§ **Task to carry out**
Wherever the word "Highly" turns up in a line of the entries, copy that line.

§ **Raw data**
______________________________
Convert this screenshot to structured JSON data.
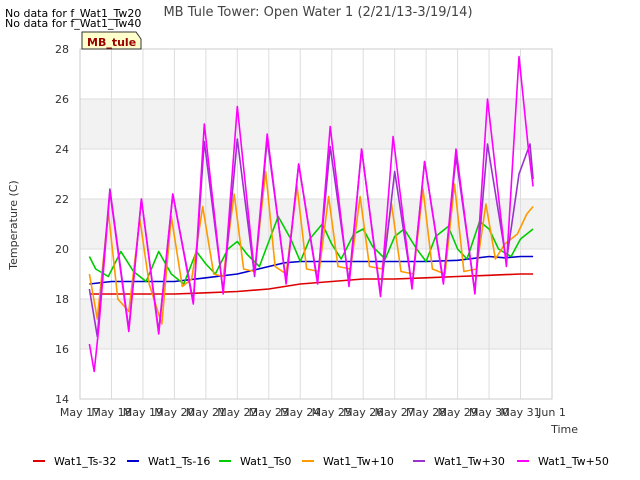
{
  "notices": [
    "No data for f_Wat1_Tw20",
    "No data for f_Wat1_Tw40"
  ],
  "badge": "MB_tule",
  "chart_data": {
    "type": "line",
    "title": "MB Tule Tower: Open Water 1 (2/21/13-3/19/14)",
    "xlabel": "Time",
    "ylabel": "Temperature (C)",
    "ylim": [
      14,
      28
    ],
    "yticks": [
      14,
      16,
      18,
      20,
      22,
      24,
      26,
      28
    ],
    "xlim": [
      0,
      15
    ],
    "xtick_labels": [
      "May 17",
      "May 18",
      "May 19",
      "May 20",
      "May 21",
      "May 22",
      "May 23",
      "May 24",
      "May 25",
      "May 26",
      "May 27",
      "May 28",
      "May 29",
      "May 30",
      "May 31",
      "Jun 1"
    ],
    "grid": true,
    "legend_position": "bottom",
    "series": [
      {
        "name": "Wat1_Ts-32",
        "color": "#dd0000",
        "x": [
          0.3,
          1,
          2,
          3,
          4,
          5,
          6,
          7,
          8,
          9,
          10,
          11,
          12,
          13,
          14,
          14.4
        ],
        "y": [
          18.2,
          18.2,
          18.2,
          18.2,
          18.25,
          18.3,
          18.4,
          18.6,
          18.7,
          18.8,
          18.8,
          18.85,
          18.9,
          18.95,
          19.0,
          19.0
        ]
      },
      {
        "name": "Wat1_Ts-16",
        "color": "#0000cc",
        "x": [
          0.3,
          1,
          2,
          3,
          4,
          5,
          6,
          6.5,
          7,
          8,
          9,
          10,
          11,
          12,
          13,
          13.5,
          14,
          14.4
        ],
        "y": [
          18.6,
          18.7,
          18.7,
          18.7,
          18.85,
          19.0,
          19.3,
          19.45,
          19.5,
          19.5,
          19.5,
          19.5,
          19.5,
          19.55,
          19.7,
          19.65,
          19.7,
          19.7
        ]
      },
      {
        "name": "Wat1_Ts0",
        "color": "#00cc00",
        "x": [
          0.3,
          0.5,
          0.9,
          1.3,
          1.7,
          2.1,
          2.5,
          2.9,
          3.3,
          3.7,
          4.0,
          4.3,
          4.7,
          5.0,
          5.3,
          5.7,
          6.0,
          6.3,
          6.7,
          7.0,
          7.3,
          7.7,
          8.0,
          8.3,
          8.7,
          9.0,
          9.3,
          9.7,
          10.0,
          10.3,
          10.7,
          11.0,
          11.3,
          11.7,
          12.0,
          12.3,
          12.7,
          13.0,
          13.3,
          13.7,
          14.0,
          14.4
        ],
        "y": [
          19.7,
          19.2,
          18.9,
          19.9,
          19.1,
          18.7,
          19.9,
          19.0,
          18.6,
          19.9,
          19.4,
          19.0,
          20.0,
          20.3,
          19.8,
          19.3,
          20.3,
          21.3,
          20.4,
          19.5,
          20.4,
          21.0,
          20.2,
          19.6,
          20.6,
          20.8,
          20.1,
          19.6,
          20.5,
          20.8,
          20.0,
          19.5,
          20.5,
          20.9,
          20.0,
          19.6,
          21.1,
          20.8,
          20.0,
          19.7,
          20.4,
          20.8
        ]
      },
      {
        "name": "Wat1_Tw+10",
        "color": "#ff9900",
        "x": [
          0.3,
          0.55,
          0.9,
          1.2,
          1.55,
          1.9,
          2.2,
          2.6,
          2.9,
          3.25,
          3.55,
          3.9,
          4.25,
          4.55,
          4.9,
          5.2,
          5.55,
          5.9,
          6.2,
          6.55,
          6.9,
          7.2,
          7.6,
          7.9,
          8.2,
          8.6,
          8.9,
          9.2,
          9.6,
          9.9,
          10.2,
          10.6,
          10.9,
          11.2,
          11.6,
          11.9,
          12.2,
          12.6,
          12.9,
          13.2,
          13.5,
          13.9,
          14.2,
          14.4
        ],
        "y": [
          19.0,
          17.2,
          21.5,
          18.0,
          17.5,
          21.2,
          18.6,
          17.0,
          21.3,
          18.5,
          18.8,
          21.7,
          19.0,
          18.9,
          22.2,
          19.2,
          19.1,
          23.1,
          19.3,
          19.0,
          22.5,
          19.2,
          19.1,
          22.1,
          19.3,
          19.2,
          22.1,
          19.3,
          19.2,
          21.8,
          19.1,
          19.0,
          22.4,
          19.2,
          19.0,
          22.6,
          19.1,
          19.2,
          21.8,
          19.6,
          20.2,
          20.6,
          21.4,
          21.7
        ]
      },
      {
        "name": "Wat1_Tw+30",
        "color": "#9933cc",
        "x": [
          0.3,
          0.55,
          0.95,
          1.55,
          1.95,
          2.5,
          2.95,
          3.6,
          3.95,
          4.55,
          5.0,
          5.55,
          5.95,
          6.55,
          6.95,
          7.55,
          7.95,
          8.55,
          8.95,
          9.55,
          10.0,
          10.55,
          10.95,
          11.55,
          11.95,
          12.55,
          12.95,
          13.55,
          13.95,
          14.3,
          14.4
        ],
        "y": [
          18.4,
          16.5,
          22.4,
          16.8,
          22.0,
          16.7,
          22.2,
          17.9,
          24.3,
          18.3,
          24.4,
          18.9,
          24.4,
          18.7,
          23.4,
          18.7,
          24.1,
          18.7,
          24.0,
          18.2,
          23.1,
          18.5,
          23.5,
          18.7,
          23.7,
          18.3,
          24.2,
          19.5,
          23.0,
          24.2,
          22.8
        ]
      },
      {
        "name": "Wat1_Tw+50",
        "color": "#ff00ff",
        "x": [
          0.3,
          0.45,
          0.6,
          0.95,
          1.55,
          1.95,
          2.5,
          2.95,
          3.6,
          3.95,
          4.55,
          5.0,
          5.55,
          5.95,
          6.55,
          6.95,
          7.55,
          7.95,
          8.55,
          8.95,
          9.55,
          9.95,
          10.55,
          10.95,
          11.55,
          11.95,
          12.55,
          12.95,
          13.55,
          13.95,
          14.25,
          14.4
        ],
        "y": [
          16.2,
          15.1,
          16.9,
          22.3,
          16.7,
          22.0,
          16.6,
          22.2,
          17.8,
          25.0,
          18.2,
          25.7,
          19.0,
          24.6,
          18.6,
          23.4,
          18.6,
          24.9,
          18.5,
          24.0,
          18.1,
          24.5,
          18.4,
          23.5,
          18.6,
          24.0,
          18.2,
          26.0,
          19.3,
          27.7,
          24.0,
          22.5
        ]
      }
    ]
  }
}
______________________________
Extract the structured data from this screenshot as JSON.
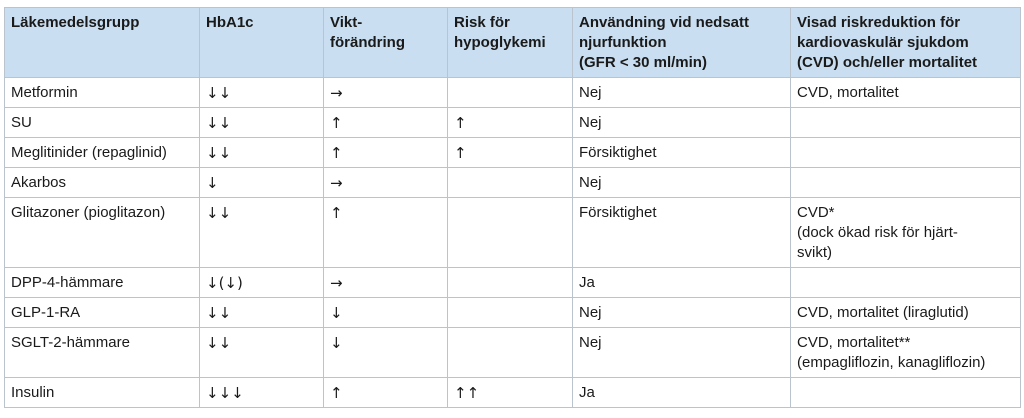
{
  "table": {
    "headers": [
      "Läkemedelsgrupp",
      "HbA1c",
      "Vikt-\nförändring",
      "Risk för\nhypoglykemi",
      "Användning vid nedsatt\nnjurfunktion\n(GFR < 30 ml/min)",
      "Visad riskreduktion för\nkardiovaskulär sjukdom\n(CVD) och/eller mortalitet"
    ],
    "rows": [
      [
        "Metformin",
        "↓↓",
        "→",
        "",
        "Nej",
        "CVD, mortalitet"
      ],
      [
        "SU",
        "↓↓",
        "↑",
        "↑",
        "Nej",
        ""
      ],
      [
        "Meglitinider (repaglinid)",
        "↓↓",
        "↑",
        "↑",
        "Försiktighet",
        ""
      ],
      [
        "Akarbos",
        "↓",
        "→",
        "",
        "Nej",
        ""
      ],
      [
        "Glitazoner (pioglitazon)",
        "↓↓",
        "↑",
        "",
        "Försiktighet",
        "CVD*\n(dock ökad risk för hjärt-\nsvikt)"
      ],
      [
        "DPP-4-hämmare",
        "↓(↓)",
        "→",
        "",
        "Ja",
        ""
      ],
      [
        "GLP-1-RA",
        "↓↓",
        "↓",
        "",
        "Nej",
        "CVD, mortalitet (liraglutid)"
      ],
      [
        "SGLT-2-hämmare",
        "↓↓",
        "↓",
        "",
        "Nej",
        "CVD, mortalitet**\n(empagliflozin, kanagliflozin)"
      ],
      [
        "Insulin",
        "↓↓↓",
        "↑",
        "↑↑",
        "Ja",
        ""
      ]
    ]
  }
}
______________________________
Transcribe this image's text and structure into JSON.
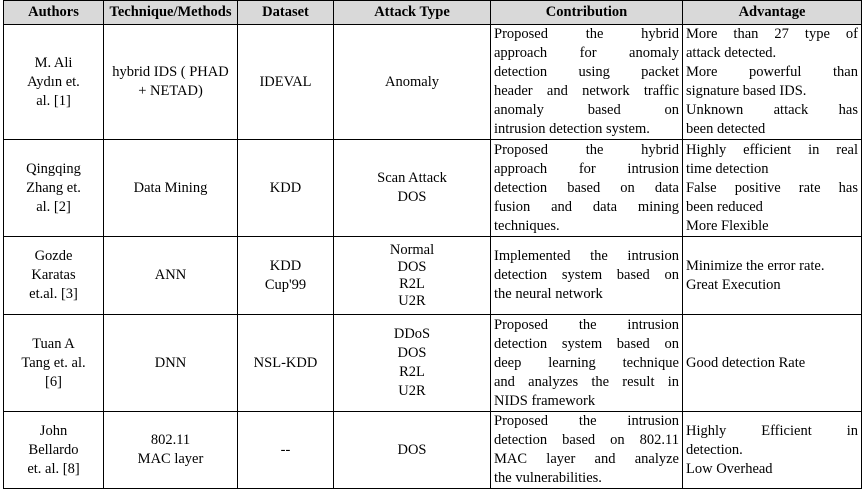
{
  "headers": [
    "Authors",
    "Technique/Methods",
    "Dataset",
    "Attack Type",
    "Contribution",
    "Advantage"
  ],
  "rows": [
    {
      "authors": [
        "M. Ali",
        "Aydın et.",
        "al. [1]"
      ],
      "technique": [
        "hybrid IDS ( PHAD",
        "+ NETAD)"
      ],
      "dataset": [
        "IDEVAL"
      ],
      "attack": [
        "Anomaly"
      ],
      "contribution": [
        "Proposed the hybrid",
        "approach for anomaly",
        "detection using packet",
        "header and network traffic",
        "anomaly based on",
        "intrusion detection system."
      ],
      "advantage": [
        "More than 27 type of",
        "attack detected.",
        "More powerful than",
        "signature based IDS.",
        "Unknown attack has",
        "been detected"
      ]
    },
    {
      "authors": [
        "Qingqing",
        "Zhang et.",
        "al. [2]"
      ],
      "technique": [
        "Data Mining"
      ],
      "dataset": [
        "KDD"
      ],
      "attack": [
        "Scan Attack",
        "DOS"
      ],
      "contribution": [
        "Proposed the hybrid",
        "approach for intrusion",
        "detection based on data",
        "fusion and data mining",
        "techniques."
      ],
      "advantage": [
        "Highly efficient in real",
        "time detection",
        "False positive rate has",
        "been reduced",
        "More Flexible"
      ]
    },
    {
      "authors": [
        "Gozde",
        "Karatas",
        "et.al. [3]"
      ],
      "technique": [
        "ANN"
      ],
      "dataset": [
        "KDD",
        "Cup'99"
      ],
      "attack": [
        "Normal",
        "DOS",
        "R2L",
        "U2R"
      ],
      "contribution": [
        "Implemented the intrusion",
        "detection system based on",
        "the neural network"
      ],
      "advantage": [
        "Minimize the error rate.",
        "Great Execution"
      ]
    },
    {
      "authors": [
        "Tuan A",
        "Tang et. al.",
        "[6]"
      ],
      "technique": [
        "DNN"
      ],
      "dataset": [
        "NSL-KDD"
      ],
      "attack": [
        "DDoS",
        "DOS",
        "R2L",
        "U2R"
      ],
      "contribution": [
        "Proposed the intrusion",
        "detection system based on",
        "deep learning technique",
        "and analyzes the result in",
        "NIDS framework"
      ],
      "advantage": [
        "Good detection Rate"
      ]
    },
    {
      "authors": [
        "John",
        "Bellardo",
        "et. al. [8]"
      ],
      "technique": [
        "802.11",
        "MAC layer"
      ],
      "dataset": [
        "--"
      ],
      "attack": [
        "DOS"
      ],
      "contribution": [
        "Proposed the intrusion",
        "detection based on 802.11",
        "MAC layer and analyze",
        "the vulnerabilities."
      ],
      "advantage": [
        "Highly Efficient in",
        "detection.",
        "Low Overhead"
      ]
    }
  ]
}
______________________________
§ **Task solution**
        "Highly efficient in real",
        "Highly Efficient in",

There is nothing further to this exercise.